# [Reading text]
- - -
Softbank Mobile Corp. said Wednesday it plans to change the content of its advertisements, possibly by this weekend, in response to an investigation by the Fair Trade Commission into whether the firm’s “zero-yen” campaign was misleading.
“We may have sent messages to customers that were too sensational,” company spokesman Fumihiro Ito said.
In a bid to catch up with other carriers, the unit of Internet services firm Softbank Corp. made advertisements that tout free calls and e-mail between Softbank mobile subscribers.
Softbank’s bigger rivals, NTT DoCoMo Inc. and KDDI Corp., complained the ads are misleading because conditions such as time restrictions on free calls and e-mail are in very fine print.
“Because the (FTC) probe just started (Tuesday), we haven’t yet decided how we should change the contents of the ad,” Ito said, adding the carrier will probably come up with a new ad design, “hopefully by this weekend.”
But Ito said Softbank believes the ads do not violate fair advertising laws, noting the firm wants to avoid hurting its brand image.
Citing unnamed sources, Kyodo News reported that Softbank will probably make the characters “zero yen” smaller in the ads and make the restrictions more prominent.
The mobile phone service announced the steep discounts on Oct. 23, a day before the launch of number portability, which lets customers switch carriers without changing phone numbers.
But Softbank came under fire for having to stop processing applications for new subscriptions and cancellations twice last weekend because its computer system overloaded. The company said it did not have a figure of how many applications it received during the periods the system was down.
Softbank President Masayoshi Son, an aggressive entrepreneur who entered the business by purchasing the Japanese unit of Britain’s Vodafone PLC, apologized Monday for the system crash and admitted the system lacked the capacity to handle the large number of applications for the new service.
- - -
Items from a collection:
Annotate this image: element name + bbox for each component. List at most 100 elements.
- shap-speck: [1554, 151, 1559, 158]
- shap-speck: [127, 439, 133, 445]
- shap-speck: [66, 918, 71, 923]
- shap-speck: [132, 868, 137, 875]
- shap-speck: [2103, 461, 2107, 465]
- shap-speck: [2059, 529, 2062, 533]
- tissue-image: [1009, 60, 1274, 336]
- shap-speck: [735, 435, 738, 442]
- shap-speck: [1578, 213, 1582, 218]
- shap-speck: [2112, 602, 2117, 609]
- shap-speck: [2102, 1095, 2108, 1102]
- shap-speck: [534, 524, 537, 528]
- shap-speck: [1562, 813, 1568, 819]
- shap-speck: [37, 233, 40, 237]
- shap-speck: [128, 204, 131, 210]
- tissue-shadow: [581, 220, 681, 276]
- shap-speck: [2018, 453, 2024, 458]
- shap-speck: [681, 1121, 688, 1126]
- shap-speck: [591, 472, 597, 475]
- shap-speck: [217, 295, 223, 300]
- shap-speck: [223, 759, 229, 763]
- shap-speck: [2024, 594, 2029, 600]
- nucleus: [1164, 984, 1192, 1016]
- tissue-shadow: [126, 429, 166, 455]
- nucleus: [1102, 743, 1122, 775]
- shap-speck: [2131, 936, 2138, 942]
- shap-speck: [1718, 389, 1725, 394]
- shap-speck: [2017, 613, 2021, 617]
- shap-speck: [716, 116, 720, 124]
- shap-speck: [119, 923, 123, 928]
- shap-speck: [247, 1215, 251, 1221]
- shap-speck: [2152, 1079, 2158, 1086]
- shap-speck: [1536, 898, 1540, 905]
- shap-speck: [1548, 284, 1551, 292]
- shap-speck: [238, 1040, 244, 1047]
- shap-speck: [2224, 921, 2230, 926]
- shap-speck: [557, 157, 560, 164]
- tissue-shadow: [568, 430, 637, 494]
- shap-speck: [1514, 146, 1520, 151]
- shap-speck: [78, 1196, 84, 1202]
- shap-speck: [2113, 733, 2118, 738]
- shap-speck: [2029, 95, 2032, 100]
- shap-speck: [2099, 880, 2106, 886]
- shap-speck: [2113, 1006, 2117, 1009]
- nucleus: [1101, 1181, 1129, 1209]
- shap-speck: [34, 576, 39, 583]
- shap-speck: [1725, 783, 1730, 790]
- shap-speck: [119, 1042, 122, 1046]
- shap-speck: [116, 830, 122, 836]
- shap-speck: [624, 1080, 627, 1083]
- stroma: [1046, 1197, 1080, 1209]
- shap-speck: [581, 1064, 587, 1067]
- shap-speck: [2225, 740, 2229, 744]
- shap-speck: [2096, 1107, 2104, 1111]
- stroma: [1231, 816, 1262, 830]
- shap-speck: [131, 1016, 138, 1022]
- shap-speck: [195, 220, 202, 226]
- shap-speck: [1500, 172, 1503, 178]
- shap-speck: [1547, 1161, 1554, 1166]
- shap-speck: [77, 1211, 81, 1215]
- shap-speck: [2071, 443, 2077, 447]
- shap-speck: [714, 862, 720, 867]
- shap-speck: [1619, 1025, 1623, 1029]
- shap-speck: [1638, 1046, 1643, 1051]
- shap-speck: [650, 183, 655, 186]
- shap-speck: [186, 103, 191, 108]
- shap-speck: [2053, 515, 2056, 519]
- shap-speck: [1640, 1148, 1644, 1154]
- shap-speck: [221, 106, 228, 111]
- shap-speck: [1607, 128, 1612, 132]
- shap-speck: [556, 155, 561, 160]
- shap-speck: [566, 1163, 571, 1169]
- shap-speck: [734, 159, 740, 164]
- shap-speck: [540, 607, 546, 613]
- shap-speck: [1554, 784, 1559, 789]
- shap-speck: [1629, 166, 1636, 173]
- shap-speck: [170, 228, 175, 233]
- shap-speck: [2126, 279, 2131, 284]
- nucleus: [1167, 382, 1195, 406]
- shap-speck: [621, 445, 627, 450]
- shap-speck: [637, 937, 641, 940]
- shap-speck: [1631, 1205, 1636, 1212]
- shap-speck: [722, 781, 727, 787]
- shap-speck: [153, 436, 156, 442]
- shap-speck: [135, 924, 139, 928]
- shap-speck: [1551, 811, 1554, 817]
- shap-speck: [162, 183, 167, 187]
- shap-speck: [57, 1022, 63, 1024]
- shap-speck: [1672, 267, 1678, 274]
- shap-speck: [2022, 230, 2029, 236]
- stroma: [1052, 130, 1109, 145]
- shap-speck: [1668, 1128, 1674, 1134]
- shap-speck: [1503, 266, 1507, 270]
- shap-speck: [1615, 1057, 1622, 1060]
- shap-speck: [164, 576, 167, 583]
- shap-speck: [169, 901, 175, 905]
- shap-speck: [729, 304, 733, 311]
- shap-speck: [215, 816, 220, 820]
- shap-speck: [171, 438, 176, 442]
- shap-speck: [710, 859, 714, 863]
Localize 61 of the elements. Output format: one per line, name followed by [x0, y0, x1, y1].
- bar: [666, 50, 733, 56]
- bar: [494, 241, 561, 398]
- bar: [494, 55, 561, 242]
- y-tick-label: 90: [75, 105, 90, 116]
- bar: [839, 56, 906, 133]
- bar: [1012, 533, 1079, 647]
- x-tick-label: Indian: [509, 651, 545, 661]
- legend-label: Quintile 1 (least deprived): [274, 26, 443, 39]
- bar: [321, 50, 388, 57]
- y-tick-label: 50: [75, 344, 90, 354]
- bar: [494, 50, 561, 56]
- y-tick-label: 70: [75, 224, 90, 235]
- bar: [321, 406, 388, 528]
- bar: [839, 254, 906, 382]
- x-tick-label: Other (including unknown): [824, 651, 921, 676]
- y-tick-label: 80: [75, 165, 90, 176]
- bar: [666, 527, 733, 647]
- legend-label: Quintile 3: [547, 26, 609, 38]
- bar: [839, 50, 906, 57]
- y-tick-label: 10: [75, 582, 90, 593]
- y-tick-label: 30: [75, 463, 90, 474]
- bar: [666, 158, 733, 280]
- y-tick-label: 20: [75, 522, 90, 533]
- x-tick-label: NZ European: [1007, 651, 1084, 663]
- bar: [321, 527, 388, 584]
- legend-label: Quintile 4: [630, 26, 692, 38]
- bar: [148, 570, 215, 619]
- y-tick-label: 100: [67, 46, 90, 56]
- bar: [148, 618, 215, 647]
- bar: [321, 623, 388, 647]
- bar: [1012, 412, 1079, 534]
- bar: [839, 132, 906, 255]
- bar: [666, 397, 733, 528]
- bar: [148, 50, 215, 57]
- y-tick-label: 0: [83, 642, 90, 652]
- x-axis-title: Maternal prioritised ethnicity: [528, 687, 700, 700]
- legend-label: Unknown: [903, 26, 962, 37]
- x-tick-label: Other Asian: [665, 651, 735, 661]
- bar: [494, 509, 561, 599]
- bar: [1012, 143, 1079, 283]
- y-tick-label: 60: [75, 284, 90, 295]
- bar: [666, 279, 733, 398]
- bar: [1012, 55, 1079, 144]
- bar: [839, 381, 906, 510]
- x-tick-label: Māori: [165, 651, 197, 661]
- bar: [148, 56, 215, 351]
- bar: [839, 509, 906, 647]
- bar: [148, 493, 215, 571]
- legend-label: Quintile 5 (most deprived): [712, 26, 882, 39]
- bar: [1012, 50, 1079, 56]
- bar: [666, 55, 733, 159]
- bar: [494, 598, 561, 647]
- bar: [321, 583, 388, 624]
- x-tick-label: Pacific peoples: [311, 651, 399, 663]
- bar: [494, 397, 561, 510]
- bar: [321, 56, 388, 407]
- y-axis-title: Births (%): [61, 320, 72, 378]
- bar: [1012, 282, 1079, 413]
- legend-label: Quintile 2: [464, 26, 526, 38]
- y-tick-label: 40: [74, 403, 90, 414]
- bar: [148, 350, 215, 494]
- - -
# [Actions to take]
**1.** According to the Softbank article, which two rival carriers complained that the ads were misleading?
**2.** Copy the passage of the Softbank article starting at "The mobile phone" and ending at "changing phone numbers.".

# [Results]
**1.** NTT DoCoMo Inc. and KDDI Corp.

**2.**
The mobile phone service announced the steep discounts on Oct. 23, a day before the launch of number portability, which lets customers switch carriers without changing phone numbers.